[Records from a collection of figures]
+===+

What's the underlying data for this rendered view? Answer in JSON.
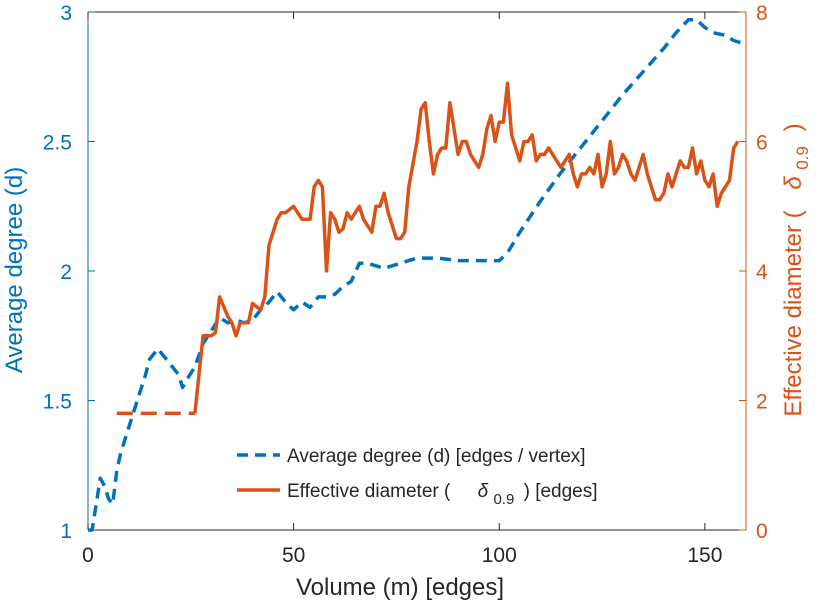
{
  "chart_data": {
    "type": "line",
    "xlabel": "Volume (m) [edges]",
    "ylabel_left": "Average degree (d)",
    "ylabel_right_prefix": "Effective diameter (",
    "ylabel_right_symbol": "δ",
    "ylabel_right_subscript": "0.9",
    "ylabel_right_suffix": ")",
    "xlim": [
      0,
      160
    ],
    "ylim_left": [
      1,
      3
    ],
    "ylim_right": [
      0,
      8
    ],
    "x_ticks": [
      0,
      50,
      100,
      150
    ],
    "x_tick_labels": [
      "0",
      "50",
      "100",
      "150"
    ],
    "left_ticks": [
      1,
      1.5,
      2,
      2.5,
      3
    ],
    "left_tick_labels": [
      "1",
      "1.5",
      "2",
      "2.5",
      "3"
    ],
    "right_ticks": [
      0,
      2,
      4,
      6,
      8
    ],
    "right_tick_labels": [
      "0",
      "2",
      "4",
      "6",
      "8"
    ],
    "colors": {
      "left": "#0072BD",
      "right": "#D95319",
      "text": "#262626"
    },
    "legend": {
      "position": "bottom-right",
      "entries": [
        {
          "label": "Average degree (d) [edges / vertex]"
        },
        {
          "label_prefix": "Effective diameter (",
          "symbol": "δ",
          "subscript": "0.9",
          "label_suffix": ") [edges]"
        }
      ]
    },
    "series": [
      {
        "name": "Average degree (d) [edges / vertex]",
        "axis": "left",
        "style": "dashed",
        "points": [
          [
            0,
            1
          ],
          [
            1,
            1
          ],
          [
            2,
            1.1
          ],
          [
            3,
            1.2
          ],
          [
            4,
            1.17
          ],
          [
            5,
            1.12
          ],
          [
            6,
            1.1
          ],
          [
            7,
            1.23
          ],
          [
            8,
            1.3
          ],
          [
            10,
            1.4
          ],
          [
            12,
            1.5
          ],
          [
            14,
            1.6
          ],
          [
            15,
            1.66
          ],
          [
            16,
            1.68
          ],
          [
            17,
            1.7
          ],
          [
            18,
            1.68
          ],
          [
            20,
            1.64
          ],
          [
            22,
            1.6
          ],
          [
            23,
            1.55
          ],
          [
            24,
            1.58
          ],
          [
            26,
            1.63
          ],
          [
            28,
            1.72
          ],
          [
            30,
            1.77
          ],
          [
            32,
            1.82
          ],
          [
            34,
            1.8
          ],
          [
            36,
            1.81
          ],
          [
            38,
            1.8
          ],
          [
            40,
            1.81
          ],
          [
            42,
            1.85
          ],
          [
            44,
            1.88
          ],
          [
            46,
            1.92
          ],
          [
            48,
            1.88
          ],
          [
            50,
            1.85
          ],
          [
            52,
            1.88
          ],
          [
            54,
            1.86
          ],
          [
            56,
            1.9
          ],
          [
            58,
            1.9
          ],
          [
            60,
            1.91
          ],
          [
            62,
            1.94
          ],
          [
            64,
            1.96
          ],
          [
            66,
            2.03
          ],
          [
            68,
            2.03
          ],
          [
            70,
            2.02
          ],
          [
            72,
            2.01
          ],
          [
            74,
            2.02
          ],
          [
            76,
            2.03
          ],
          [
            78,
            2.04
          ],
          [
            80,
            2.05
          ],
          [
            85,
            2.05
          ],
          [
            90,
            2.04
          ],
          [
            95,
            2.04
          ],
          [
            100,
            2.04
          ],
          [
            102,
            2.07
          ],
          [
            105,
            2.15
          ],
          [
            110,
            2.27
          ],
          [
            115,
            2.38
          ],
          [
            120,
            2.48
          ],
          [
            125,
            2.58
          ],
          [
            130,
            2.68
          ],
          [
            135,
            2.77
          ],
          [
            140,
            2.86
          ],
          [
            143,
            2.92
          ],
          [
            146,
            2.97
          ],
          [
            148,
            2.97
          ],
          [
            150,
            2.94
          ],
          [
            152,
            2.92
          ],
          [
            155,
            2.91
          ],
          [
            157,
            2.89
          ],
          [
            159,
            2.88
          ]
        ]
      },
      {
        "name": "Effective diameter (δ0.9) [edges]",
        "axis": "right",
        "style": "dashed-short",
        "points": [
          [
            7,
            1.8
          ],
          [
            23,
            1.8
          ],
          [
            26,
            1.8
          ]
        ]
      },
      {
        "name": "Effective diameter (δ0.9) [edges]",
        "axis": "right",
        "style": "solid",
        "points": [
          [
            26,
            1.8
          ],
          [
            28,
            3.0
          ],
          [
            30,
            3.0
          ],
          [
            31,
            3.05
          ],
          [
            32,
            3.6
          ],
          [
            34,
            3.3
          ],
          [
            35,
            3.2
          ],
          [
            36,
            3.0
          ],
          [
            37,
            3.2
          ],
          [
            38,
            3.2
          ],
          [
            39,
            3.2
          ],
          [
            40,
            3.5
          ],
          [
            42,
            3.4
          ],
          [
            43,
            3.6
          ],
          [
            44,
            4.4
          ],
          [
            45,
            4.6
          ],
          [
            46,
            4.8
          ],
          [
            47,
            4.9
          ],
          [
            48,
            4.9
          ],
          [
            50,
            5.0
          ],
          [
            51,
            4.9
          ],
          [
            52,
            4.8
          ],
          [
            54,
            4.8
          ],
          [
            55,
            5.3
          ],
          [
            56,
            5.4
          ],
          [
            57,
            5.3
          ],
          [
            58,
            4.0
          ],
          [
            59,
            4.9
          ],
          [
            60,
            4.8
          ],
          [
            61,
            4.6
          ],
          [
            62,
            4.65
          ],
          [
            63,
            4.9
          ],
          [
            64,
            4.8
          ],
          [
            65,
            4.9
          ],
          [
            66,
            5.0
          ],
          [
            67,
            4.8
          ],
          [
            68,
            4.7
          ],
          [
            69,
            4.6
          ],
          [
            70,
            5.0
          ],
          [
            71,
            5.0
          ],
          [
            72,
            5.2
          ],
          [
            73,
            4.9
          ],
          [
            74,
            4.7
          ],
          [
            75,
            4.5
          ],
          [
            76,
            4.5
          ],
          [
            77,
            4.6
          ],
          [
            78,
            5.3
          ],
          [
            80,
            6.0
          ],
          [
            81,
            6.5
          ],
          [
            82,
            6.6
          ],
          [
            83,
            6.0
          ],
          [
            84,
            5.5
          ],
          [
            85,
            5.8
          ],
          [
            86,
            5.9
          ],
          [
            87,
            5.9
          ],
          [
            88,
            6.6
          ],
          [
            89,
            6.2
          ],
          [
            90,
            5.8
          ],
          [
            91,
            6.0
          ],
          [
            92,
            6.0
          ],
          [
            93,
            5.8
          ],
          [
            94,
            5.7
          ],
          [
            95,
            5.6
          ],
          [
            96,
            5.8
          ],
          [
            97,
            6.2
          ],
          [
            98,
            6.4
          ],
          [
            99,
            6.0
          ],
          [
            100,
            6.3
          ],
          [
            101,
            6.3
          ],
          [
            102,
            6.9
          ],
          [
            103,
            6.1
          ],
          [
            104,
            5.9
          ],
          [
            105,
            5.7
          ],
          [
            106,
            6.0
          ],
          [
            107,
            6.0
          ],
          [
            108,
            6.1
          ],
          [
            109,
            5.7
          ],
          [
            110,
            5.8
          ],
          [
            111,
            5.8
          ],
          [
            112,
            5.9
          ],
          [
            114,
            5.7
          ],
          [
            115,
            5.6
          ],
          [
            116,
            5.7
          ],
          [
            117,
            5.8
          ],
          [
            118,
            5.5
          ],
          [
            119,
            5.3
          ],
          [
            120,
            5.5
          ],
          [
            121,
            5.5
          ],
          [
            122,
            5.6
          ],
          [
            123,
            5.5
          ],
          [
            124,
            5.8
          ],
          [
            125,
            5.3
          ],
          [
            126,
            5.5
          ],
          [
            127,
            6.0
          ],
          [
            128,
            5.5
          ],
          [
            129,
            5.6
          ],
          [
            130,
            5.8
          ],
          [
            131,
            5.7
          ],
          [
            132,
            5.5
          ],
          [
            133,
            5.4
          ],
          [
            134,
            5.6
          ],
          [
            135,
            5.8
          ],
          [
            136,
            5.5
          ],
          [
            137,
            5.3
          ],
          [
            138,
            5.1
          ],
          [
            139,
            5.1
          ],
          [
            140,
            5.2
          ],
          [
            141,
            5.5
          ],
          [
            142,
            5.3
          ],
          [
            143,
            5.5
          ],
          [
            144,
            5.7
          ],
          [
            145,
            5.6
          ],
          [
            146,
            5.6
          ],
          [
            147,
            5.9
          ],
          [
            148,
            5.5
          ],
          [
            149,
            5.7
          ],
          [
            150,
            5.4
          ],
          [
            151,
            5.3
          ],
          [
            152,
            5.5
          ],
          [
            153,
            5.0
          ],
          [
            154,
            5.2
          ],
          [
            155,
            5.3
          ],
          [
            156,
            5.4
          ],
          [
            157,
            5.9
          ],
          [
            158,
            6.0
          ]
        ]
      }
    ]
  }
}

+===+

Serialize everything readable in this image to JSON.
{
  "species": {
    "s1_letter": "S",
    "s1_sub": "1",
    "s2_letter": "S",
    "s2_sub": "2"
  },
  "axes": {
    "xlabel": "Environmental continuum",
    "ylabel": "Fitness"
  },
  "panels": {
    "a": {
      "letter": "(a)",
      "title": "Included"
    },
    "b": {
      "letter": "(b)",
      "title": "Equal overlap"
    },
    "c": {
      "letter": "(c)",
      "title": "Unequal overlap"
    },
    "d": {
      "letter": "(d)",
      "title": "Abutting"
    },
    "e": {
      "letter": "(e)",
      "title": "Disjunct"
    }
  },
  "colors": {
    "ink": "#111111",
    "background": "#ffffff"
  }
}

+===+

**Exercise directions**
Of the lines above, how many contain the string "xlabel"? Only the number is required.

**Answer**
2